# [Your goal]
Where a line in the listing below contains the word "screenshot", copy that line.

[Entries from a dataset]
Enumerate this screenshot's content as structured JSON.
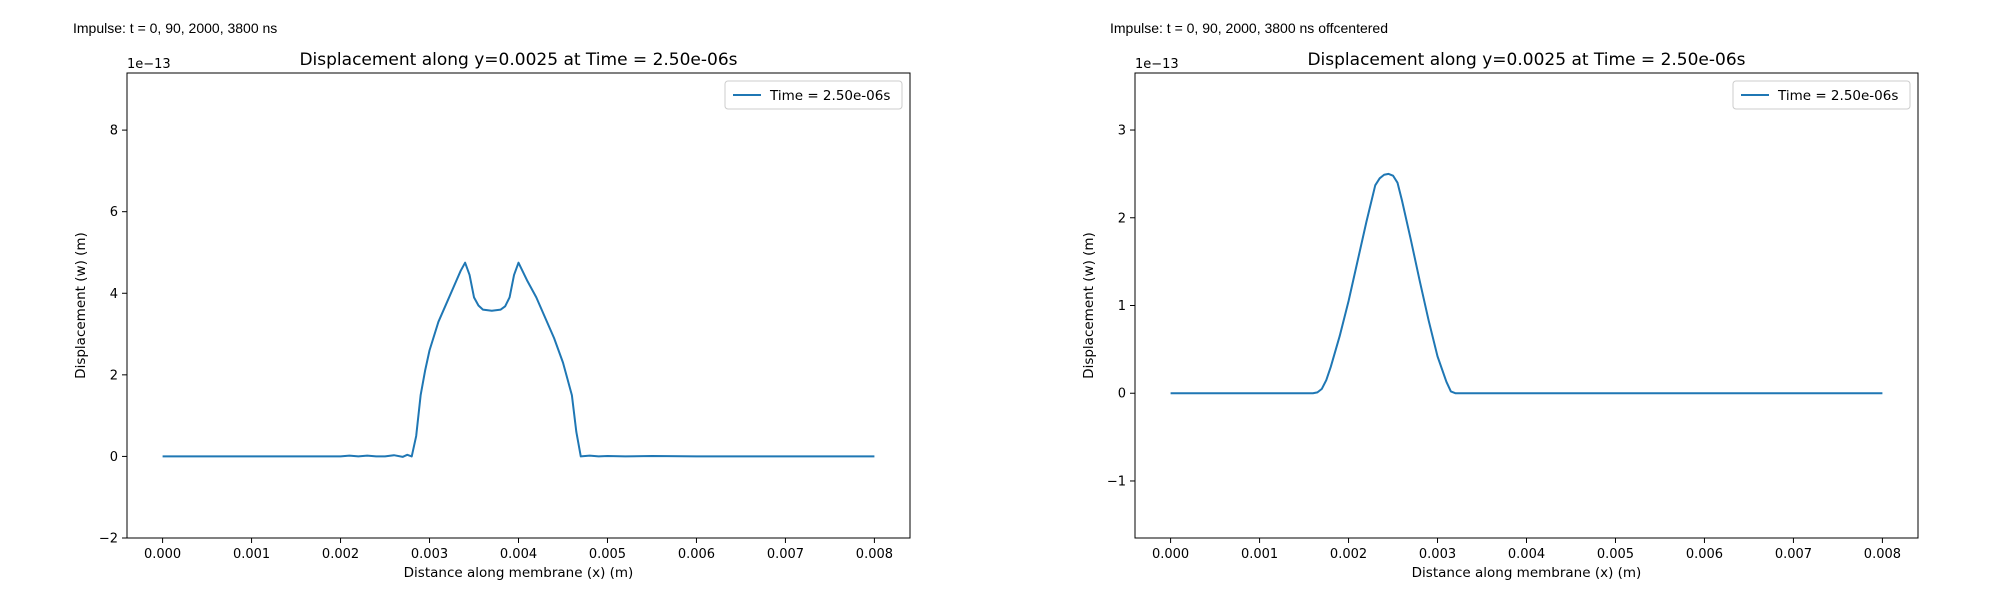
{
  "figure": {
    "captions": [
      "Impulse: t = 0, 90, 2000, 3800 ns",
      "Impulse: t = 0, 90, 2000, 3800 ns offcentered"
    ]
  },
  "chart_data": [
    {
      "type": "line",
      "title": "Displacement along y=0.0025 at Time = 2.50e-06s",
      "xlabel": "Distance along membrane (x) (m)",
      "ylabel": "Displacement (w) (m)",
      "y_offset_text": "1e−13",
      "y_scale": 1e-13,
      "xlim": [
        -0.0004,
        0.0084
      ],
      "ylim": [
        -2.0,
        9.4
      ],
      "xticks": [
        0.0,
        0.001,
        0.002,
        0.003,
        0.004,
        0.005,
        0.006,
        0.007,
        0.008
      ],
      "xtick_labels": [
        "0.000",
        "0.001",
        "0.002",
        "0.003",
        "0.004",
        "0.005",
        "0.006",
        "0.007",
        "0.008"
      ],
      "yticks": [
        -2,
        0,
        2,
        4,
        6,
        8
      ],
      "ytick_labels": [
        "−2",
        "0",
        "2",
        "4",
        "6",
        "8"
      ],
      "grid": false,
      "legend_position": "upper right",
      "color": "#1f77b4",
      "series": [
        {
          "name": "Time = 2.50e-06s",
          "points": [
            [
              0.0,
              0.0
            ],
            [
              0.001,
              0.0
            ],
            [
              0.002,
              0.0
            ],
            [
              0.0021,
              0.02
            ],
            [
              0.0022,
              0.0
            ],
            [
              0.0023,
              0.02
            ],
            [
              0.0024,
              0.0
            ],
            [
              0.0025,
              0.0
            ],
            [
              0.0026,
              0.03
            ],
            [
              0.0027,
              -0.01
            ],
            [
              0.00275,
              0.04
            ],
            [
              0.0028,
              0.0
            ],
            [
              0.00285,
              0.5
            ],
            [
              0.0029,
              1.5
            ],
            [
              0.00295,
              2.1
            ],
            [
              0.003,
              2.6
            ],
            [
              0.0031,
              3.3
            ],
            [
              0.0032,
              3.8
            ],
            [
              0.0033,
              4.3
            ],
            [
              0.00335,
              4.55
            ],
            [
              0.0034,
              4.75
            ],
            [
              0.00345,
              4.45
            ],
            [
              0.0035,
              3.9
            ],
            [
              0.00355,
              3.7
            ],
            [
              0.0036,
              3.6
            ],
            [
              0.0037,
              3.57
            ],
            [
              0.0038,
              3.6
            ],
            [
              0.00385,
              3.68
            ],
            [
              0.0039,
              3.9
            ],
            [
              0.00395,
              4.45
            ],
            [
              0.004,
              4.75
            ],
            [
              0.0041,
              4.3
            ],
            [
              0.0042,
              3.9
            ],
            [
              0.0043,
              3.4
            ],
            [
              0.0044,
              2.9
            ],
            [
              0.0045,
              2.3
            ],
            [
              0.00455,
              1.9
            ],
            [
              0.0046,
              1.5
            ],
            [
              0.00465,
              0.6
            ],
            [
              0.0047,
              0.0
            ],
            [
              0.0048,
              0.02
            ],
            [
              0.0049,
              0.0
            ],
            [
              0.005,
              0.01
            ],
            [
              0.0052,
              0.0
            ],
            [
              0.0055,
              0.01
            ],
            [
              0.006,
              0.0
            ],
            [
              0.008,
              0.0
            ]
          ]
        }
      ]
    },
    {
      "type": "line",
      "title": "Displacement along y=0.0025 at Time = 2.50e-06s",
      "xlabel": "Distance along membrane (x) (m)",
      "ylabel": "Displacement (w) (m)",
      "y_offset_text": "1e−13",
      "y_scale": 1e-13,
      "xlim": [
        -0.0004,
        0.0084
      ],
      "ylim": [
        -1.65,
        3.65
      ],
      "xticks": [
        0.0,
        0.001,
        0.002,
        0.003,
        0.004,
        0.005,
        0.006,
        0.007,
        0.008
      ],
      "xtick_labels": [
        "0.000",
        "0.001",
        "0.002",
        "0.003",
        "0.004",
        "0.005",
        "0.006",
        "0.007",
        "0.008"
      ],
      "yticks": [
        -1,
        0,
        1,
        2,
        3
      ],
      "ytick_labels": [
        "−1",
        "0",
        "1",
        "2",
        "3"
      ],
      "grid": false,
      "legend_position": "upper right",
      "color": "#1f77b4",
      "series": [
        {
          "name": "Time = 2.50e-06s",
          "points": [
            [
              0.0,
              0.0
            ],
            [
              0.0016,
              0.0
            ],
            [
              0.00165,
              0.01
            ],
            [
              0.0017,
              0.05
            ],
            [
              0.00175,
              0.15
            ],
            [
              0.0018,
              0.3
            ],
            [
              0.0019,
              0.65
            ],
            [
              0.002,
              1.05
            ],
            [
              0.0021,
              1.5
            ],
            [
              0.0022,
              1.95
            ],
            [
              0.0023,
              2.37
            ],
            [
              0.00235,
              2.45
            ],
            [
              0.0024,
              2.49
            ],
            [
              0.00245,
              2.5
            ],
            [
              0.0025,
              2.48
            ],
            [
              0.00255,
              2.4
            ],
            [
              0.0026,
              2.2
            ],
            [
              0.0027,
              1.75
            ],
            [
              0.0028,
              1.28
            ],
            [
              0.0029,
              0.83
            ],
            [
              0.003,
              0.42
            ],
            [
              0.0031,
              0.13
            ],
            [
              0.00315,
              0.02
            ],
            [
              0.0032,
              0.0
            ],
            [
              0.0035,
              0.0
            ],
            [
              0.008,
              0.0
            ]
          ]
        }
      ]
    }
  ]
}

==

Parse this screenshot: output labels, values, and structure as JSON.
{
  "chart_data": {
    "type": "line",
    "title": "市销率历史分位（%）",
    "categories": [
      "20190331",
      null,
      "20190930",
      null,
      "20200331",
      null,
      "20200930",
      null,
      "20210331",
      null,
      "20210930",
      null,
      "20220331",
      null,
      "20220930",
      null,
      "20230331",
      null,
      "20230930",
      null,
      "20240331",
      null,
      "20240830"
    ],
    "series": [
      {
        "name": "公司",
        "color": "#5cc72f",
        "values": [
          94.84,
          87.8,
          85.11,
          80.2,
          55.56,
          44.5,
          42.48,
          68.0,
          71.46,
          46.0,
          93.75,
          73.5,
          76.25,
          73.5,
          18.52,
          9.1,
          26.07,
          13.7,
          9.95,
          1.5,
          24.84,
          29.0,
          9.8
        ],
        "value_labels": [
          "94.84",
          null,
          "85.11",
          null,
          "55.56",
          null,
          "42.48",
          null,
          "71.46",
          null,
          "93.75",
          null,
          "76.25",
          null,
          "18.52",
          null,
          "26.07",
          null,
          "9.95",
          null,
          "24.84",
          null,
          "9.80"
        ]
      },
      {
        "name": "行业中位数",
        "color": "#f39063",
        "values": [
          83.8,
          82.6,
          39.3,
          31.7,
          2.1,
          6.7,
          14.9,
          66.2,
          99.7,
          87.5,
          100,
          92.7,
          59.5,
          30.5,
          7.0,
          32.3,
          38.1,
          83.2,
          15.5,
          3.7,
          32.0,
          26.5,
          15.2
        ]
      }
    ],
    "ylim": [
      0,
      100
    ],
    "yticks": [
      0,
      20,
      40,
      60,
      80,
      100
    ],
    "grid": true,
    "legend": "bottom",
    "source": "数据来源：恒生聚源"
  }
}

# [Expected answer]
Enumerate this screenshot's content as structured JSON.
Parse this screenshot: output labels, values, and structure as JSON.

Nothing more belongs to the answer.